- [Do this]: Copy out all the entries exactly.

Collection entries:
==============================

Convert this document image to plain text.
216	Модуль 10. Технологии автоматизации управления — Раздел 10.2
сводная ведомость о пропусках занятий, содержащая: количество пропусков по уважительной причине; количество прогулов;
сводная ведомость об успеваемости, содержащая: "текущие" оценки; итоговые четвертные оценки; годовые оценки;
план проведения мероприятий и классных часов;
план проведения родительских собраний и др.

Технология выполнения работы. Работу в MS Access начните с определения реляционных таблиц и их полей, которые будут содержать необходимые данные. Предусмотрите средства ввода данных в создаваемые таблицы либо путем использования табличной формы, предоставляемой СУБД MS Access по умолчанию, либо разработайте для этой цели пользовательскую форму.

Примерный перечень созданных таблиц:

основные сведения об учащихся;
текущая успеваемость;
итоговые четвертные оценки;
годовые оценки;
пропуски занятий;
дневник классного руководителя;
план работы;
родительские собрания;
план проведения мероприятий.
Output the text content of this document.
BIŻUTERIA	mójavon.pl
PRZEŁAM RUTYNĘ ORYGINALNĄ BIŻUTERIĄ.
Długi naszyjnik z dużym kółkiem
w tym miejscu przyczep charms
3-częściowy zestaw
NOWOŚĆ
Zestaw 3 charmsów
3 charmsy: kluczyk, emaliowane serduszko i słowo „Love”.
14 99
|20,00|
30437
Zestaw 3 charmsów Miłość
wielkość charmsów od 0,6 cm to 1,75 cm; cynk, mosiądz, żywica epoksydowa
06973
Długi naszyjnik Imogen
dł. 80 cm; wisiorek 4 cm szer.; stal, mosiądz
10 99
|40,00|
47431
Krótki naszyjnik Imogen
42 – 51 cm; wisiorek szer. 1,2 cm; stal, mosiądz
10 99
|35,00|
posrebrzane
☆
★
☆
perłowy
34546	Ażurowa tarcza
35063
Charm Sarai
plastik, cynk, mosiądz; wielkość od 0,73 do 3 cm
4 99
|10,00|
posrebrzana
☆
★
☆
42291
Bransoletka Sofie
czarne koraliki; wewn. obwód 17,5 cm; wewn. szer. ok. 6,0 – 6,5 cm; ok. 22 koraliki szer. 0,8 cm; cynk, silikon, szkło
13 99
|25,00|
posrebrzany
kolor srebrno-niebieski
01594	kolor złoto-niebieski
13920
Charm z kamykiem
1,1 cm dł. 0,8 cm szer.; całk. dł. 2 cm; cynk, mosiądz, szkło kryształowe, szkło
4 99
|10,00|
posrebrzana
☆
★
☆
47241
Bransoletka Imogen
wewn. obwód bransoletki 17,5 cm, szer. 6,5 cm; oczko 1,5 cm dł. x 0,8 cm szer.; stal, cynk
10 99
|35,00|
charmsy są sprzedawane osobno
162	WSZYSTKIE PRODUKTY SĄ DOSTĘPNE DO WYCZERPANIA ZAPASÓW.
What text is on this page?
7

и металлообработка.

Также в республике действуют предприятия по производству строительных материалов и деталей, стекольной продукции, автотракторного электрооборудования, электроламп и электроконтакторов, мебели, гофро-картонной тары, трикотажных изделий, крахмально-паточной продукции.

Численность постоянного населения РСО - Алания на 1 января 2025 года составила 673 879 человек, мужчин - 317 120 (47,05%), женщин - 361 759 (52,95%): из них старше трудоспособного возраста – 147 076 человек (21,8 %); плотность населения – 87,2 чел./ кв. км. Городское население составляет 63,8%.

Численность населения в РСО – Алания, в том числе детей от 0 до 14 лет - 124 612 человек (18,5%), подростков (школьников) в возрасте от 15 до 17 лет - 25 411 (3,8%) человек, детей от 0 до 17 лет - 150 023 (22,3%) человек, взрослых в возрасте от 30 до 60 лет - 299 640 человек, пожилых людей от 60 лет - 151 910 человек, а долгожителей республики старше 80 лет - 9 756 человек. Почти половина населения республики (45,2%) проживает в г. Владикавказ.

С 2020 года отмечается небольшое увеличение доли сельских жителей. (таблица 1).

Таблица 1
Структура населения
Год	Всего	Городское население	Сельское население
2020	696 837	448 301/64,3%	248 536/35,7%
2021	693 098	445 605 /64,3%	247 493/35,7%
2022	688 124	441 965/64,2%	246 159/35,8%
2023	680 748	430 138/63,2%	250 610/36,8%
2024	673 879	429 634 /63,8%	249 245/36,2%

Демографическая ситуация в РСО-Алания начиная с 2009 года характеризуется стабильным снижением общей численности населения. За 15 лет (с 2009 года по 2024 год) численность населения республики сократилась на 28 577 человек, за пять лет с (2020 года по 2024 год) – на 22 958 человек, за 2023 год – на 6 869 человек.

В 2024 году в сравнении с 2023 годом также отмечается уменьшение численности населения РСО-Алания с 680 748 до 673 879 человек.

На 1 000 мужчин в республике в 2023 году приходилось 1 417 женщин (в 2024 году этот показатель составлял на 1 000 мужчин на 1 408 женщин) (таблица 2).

==============================

- [Solution for this task]:
Convert this document image to plain text.
216	Модуль 10. Технологии автоматизации управления — Раздел 10.2
сводная ведомость о пропусках занятий, содержащая: количество пропусков по уважительной причине; количество прогулов;
сводная ведомость об успеваемости, содержащая: "текущие" оценки; итоговые четвертные оценки; годовые оценки;
план проведения мероприятий и классных часов;
план проведения родительских собраний и др.

Технология выполнения работы. Работу в MS Access начните с определения реляционных таблиц и их полей, которые будут содержать необходимые данные. Предусмотрите средства ввода данных в создаваемые таблицы либо путем использования табличной формы, предоставляемой СУБД MS Access по умолчанию, либо разработайте для этой цели пользовательскую форму.

Примерный перечень созданных таблиц:

основные сведения об учащихся;
текущая успеваемость;
итоговые четвертные оценки;
годовые оценки;
пропуски занятий;
дневник классного руководителя;
план работы;
родительские собрания;
план проведения мероприятий.
Output the text content of this document.
BIŻUTERIA	mójavon.pl
PRZEŁAM RUTYNĘ ORYGINALNĄ BIŻUTERIĄ.
Długi naszyjnik z dużym kółkiem
w tym miejscu przyczep charms
3-częściowy zestaw
NOWOŚĆ
Zestaw 3 charmsów
3 charmsy: kluczyk, emaliowane serduszko i słowo „Love”.
14 99
|20,00|
30437
Zestaw 3 charmsów Miłość
wielkość charmsów od 0,6 cm to 1,75 cm; cynk, mosiądz, żywica epoksydowa
06973
Długi naszyjnik Imogen
dł. 80 cm; wisiorek 4 cm szer.; stal, mosiądz
10 99
|40,00|
47431
Krótki naszyjnik Imogen
42 – 51 cm; wisiorek szer. 1,2 cm; stal, mosiądz
10 99
|35,00|
posrebrzane
☆
★
☆
perłowy
34546	Ażurowa tarcza
35063
Charm Sarai
plastik, cynk, mosiądz; wielkość od 0,73 do 3 cm
4 99
|10,00|
posrebrzana
☆
★
☆
42291
Bransoletka Sofie
czarne koraliki; wewn. obwód 17,5 cm; wewn. szer. ok. 6,0 – 6,5 cm; ok. 22 koraliki szer. 0,8 cm; cynk, silikon, szkło
13 99
|25,00|
posrebrzany
kolor srebrno-niebieski
01594	kolor złoto-niebieski
13920
Charm z kamykiem
1,1 cm dł. 0,8 cm szer.; całk. dł. 2 cm; cynk, mosiądz, szkło kryształowe, szkło
4 99
|10,00|
posrebrzana
☆
★
☆
47241
Bransoletka Imogen
wewn. obwód bransoletki 17,5 cm, szer. 6,5 cm; oczko 1,5 cm dł. x 0,8 cm szer.; stal, cynk
10 99
|35,00|
charmsy są sprzedawane osobno
162	WSZYSTKIE PRODUKTY SĄ DOSTĘPNE DO WYCZERPANIA ZAPASÓW.
What text is on this page?
7

и металлообработка.

Также в республике действуют предприятия по производству строительных материалов и деталей, стекольной продукции, автотракторного электрооборудования, электроламп и электроконтакторов, мебели, гофро-картонной тары, трикотажных изделий, крахмально-паточной продукции.

Численность постоянного населения РСО - Алания на 1 января 2025 года составила 673 879 человек, мужчин - 317 120 (47,05%), женщин - 361 759 (52,95%): из них старше трудоспособного возраста – 147 076 человек (21,8 %); плотность населения – 87,2 чел./ кв. км. Городское население составляет 63,8%.

Численность населения в РСО – Алания, в том числе детей от 0 до 14 лет - 124 612 человек (18,5%), подростков (школьников) в возрасте от 15 до 17 лет - 25 411 (3,8%) человек, детей от 0 до 17 лет - 150 023 (22,3%) человек, взрослых в возрасте от 30 до 60 лет - 299 640 человек, пожилых людей от 60 лет - 151 910 человек, а долгожителей республики старше 80 лет - 9 756 человек. Почти половина населения республики (45,2%) проживает в г. Владикавказ.

С 2020 года отмечается небольшое увеличение доли сельских жителей. (таблица 1).

Таблица 1
Структура населения
Год	Всего	Городское население	Сельское население
2020	696 837	448 301/64,3%	248 536/35,7%
2021	693 098	445 605 /64,3%	247 493/35,7%
2022	688 124	441 965/64,2%	246 159/35,8%
2023	680 748	430 138/63,2%	250 610/36,8%
2024	673 879	429 634 /63,8%	249 245/36,2%

Демографическая ситуация в РСО-Алания начиная с 2009 года характеризуется стабильным снижением общей численности населения. За 15 лет (с 2009 года по 2024 год) численность населения республики сократилась на 28 577 человек, за пять лет с (2020 года по 2024 год) – на 22 958 человек, за 2023 год – на 6 869 человек.

В 2024 году в сравнении с 2023 годом также отмечается уменьшение численности населения РСО-Алания с 680 748 до 673 879 человек.

На 1 000 мужчин в республике в 2023 году приходилось 1 417 женщин (в 2024 году этот показатель составлял на 1 000 мужчин на 1 408 женщин) (таблица 2).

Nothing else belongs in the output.